■ **Exercise**: Pull out every line below holding the word "采用小厂生产".

Items from a figure collection
################

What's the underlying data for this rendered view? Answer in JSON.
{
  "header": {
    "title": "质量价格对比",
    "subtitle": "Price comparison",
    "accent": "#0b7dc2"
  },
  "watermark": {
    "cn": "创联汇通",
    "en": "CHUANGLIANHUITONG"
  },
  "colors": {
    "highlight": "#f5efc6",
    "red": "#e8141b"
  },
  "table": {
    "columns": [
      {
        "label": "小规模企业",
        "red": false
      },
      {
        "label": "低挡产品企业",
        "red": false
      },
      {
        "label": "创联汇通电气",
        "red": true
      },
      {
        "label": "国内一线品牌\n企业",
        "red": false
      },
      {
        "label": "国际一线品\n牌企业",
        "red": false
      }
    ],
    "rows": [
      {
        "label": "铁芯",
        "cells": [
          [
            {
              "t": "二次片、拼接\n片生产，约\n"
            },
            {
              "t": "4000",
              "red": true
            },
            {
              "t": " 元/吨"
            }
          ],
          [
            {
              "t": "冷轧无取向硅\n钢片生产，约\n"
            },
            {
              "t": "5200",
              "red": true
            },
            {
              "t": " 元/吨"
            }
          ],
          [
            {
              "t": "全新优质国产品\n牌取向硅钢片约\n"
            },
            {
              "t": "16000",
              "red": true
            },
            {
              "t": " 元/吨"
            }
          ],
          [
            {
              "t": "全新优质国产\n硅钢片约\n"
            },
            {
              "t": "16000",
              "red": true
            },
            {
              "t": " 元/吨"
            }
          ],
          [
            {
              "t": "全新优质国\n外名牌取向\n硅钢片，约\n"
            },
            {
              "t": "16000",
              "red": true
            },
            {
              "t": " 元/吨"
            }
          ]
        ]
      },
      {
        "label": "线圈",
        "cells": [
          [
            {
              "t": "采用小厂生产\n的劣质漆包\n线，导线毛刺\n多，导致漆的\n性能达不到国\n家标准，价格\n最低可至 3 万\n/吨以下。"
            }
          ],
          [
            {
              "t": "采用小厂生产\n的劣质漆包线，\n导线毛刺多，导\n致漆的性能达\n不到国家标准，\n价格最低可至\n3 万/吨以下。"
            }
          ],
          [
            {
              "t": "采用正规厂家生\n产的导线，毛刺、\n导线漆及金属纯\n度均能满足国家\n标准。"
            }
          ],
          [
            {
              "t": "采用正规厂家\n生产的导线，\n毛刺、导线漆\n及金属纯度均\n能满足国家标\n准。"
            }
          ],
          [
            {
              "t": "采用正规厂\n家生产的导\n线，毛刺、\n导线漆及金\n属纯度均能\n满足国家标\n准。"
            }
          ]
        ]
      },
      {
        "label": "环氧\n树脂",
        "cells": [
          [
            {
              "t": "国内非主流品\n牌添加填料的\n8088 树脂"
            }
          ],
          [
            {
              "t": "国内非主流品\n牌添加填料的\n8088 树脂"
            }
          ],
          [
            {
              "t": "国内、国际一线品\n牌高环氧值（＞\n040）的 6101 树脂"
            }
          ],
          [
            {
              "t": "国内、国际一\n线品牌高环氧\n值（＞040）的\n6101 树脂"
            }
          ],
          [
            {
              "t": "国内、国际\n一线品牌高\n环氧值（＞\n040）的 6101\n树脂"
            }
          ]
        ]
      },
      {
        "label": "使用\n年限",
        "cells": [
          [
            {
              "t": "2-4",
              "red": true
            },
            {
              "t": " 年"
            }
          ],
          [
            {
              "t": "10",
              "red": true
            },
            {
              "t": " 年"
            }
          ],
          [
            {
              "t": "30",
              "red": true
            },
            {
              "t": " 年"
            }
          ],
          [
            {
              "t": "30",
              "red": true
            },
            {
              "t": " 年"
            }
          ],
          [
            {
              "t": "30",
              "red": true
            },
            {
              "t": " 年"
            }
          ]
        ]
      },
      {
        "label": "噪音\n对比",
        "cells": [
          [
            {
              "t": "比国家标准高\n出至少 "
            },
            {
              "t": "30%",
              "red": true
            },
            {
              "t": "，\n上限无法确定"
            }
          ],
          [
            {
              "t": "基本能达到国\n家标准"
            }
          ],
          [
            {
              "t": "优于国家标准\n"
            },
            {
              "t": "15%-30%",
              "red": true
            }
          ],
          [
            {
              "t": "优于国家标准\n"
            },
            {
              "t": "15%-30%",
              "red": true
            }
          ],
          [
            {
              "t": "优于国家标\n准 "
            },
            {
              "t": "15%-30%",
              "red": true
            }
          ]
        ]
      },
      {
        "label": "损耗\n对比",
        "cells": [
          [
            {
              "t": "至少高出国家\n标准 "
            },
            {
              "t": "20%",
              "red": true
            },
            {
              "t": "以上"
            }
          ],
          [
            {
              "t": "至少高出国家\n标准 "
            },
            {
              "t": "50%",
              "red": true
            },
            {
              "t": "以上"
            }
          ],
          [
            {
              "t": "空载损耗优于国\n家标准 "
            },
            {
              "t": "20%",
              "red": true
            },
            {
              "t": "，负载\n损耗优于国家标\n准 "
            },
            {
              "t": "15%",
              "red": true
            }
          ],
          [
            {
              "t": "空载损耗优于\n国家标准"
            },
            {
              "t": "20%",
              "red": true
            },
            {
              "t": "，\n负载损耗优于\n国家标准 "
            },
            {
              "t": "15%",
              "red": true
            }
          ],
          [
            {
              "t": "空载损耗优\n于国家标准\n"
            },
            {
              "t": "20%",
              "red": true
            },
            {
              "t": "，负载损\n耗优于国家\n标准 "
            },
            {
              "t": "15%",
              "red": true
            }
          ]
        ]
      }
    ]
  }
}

################

■ **Exercise answer**:
              "t": "采用小厂生产\n的劣质漆包\n线，导线毛刺\n多，导致漆的\n性能达不到国\n家标准，价格\n最低可至 3 万\n/吨以下。"
              "t": "采用小厂生产\n的劣质漆包线，\n导线毛刺多，导\n致漆的性能达\n不到国家标准，\n价格最低可至\n3 万/吨以下。"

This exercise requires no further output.